*** Entries ***

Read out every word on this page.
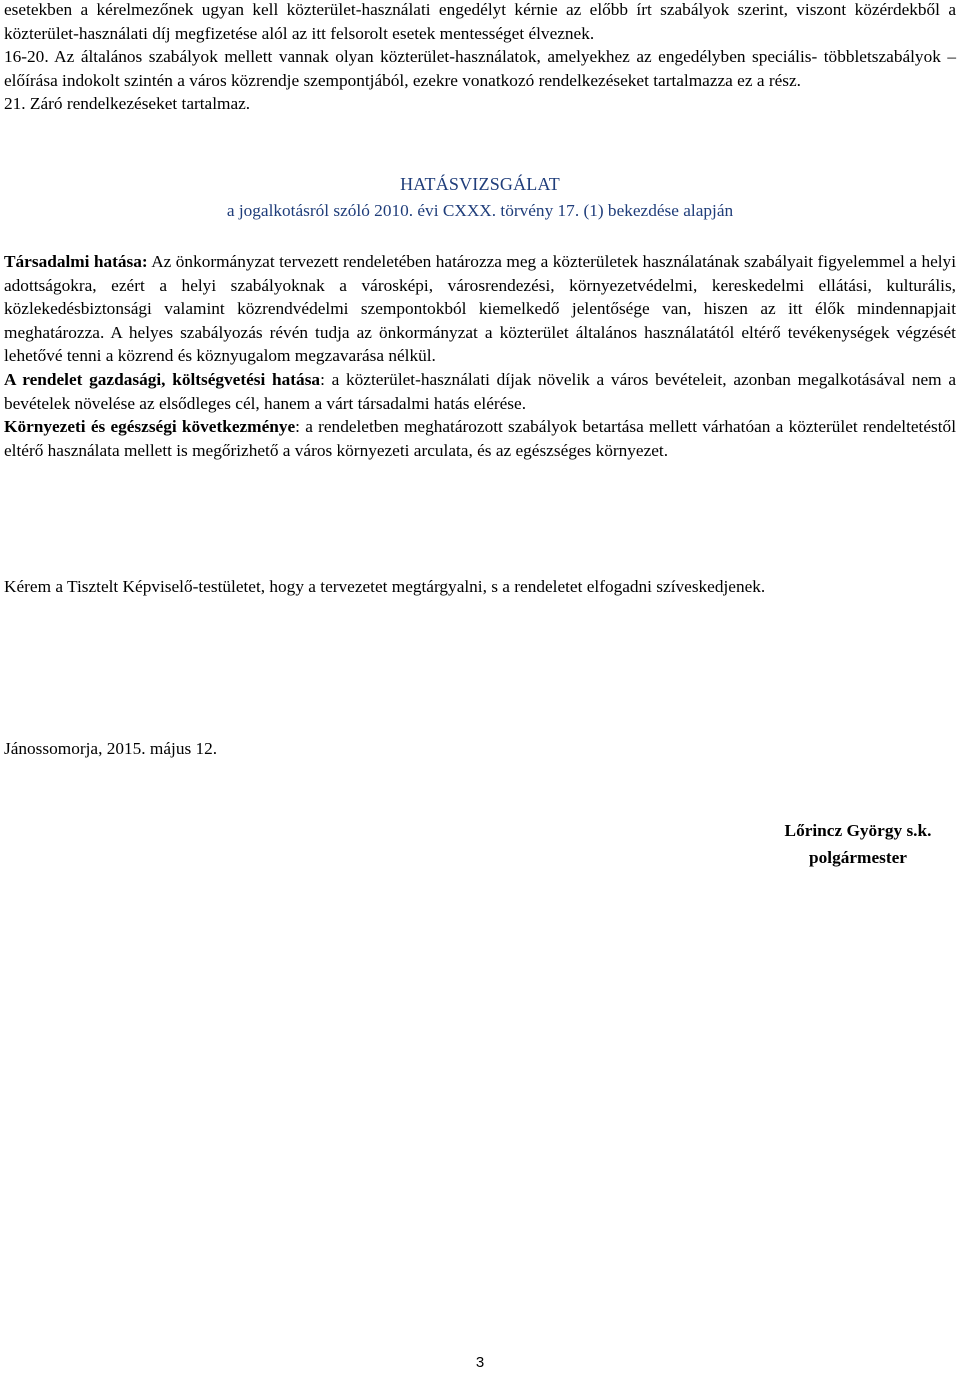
esetekben a kérelmezőnek ugyan kell közterület-használati engedélyt kérnie az előbb írt szabályok szerint, viszont közérdekből a közterület-használati díj megfizetése alól az itt felsorolt esetek mentességet élveznek.

16-20. Az általános szabályok mellett vannak olyan közterület-használatok, amelyekhez az engedélyben speciális- többletszabályok – előírása indokolt szintén a város közrendje szempontjából, ezekre vonatkozó rendelkezéseket tartalmazza ez a rész.

21. Záró rendelkezéseket tartalmaz.

HATÁSVIZSGÁLAT
a jogalkotásról szóló 2010. évi CXXX. törvény 17. (1) bekezdése alapján

Társadalmi hatása: Az önkormányzat tervezett rendeletében határozza meg a közterületek használatának szabályait figyelemmel a helyi adottságokra, ezért a helyi szabályoknak a városképi, városrendezési, környezetvédelmi, kereskedelmi ellátási, kulturális, közlekedésbiztonsági valamint közrendvédelmi szempontokból kiemelkedő jelentősége van, hiszen az itt élők mindennapjait meghatározza. A helyes szabályozás révén tudja az önkormányzat a közterület általános használatától eltérő tevékenységek végzését lehetővé tenni a közrend és köznyugalom megzavarása nélkül.

A rendelet gazdasági, költségvetési hatása: a közterület-használati díjak növelik a város bevételeit, azonban megalkotásával nem a bevételek növelése az elsődleges cél, hanem a várt társadalmi hatás elérése.

Környezeti és egészségi következménye: a rendeletben meghatározott szabályok betartása mellett várhatóan a közterület rendeltetéstől eltérő használata mellett is megőrizhető a város környezeti arculata, és az egészséges környezet.

Kérem a Tisztelt Képviselő-testületet, hogy a tervezetet megtárgyalni, s a rendeletet elfogadni szíveskedjenek.
Jánossomorja, 2015. május 12.
Lőrincz György s.k.
polgármester
3
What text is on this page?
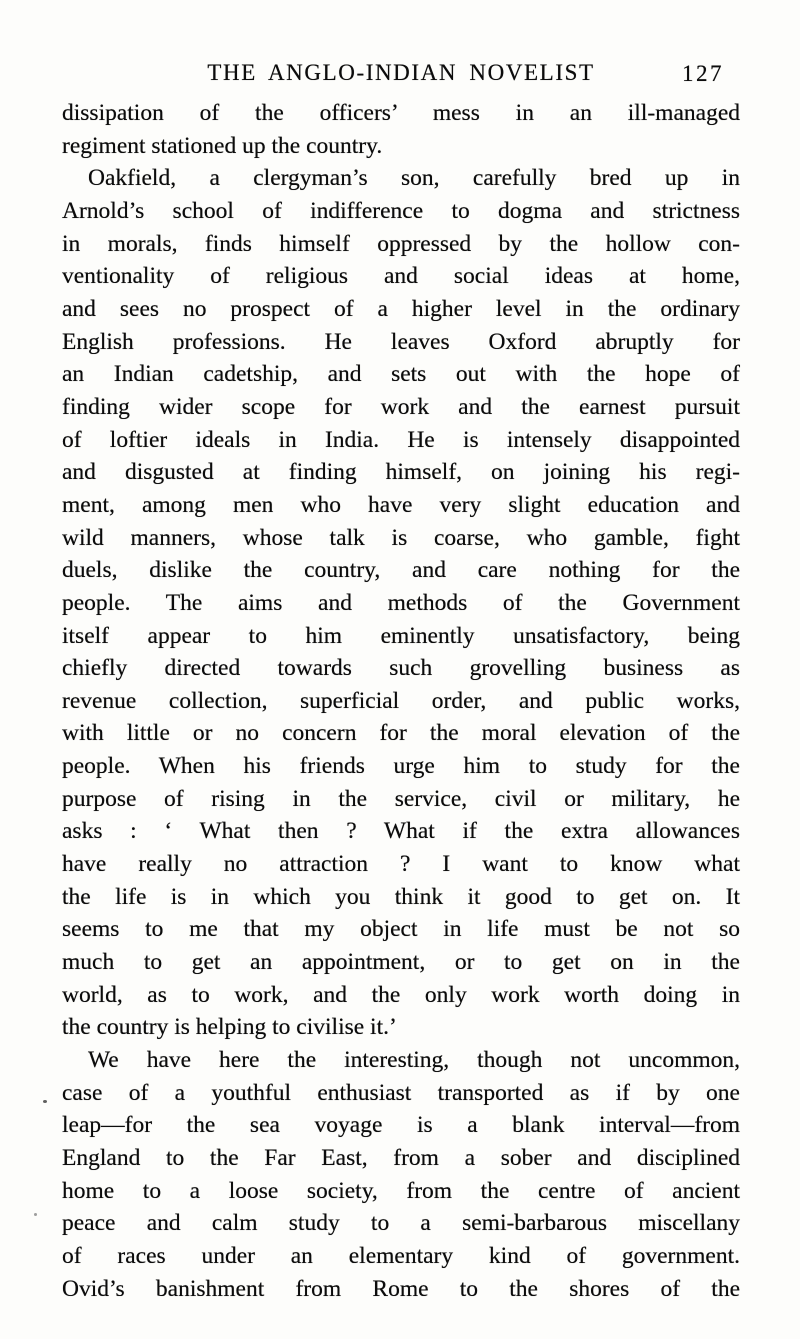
THE ANGLO-INDIAN NOVELIST	127
dissipation of the officers’ mess in an ill-managed
regiment stationed up the country.
Oakfield, a clergyman’s son, carefully bred up in
Arnold’s school of indifference to dogma and strictness
in morals, finds himself oppressed by the hollow con-
ventionality of religious and social ideas at home,
and sees no prospect of a higher level in the ordinary
English professions. He leaves Oxford abruptly for
an Indian cadetship, and sets out with the hope of
finding wider scope for work and the earnest pursuit
of loftier ideals in India. He is intensely disappointed
and disgusted at finding himself, on joining his regi-
ment, among men who have very slight education and
wild manners, whose talk is coarse, who gamble, fight
duels, dislike the country, and care nothing for the
people. The aims and methods of the Government
itself appear to him eminently unsatisfactory, being
chiefly directed towards such grovelling business as
revenue collection, superficial order, and public works,
with little or no concern for the moral elevation of the
people. When his friends urge him to study for the
purpose of rising in the service, civil or military, he
asks : ‘ What then ? What if the extra allowances
have really no attraction ? I want to know what
the life is in which you think it good to get on. It
seems to me that my object in life must be not so
much to get an appointment, or to get on in the
world, as to work, and the only work worth doing in
the country is helping to civilise it.’
We have here the interesting, though not uncommon,
case of a youthful enthusiast transported as if by one
leap—for the sea voyage is a blank interval—from
England to the Far East, from a sober and disciplined
home to a loose society, from the centre of ancient
peace and calm study to a semi-barbarous miscellany
of races under an elementary kind of government.
Ovid’s banishment from Rome to the shores of the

***

Print all of the entries word for word. Skip any images they contain.

Exercise output:
Read out every word on this page.
esetekben a kérelmezőnek ugyan kell közterület-használati engedélyt kérnie az előbb írt szabályok szerint, viszont közérdekből a közterület-használati díj megfizetése alól az itt felsorolt esetek mentességet élveznek.

16-20. Az általános szabályok mellett vannak olyan közterület-használatok, amelyekhez az engedélyben speciális- többletszabályok – előírása indokolt szintén a város közrendje szempontjából, ezekre vonatkozó rendelkezéseket tartalmazza ez a rész.

21. Záró rendelkezéseket tartalmaz.

HATÁSVIZSGÁLAT
a jogalkotásról szóló 2010. évi CXXX. törvény 17. (1) bekezdése alapján

Társadalmi hatása: Az önkormányzat tervezett rendeletében határozza meg a közterületek használatának szabályait figyelemmel a helyi adottságokra, ezért a helyi szabályoknak a városképi, városrendezési, környezetvédelmi, kereskedelmi ellátási, kulturális, közlekedésbiztonsági valamint közrendvédelmi szempontokból kiemelkedő jelentősége van, hiszen az itt élők mindennapjait meghatározza. A helyes szabályozás révén tudja az önkormányzat a közterület általános használatától eltérő tevékenységek végzését lehetővé tenni a közrend és köznyugalom megzavarása nélkül.

A rendelet gazdasági, költségvetési hatása: a közterület-használati díjak növelik a város bevételeit, azonban megalkotásával nem a bevételek növelése az elsődleges cél, hanem a várt társadalmi hatás elérése.

Környezeti és egészségi következménye: a rendeletben meghatározott szabályok betartása mellett várhatóan a közterület rendeltetéstől eltérő használata mellett is megőrizhető a város környezeti arculata, és az egészséges környezet.

Kérem a Tisztelt Képviselő-testületet, hogy a tervezetet megtárgyalni, s a rendeletet elfogadni szíveskedjenek.
Jánossomorja, 2015. május 12.
Lőrincz György s.k.
polgármester
3
What text is on this page?
THE ANGLO-INDIAN NOVELIST	127
dissipation of the officers’ mess in an ill-managed
regiment stationed up the country.
Oakfield, a clergyman’s son, carefully bred up in
Arnold’s school of indifference to dogma and strictness
in morals, finds himself oppressed by the hollow con-
ventionality of religious and social ideas at home,
and sees no prospect of a higher level in the ordinary
English professions. He leaves Oxford abruptly for
an Indian cadetship, and sets out with the hope of
finding wider scope for work and the earnest pursuit
of loftier ideals in India. He is intensely disappointed
and disgusted at finding himself, on joining his regi-
ment, among men who have very slight education and
wild manners, whose talk is coarse, who gamble, fight
duels, dislike the country, and care nothing for the
people. The aims and methods of the Government
itself appear to him eminently unsatisfactory, being
chiefly directed towards such grovelling business as
revenue collection, superficial order, and public works,
with little or no concern for the moral elevation of the
people. When his friends urge him to study for the
purpose of rising in the service, civil or military, he
asks : ‘ What then ? What if the extra allowances
have really no attraction ? I want to know what
the life is in which you think it good to get on. It
seems to me that my object in life must be not so
much to get an appointment, or to get on in the
world, as to work, and the only work worth doing in
the country is helping to civilise it.’
We have here the interesting, though not uncommon,
case of a youthful enthusiast transported as if by one
leap—for the sea voyage is a blank interval—from
England to the Far East, from a sober and disciplined
home to a loose society, from the centre of ancient
peace and calm study to a semi-barbarous miscellany
of races under an elementary kind of government.
Ovid’s banishment from Rome to the shores of the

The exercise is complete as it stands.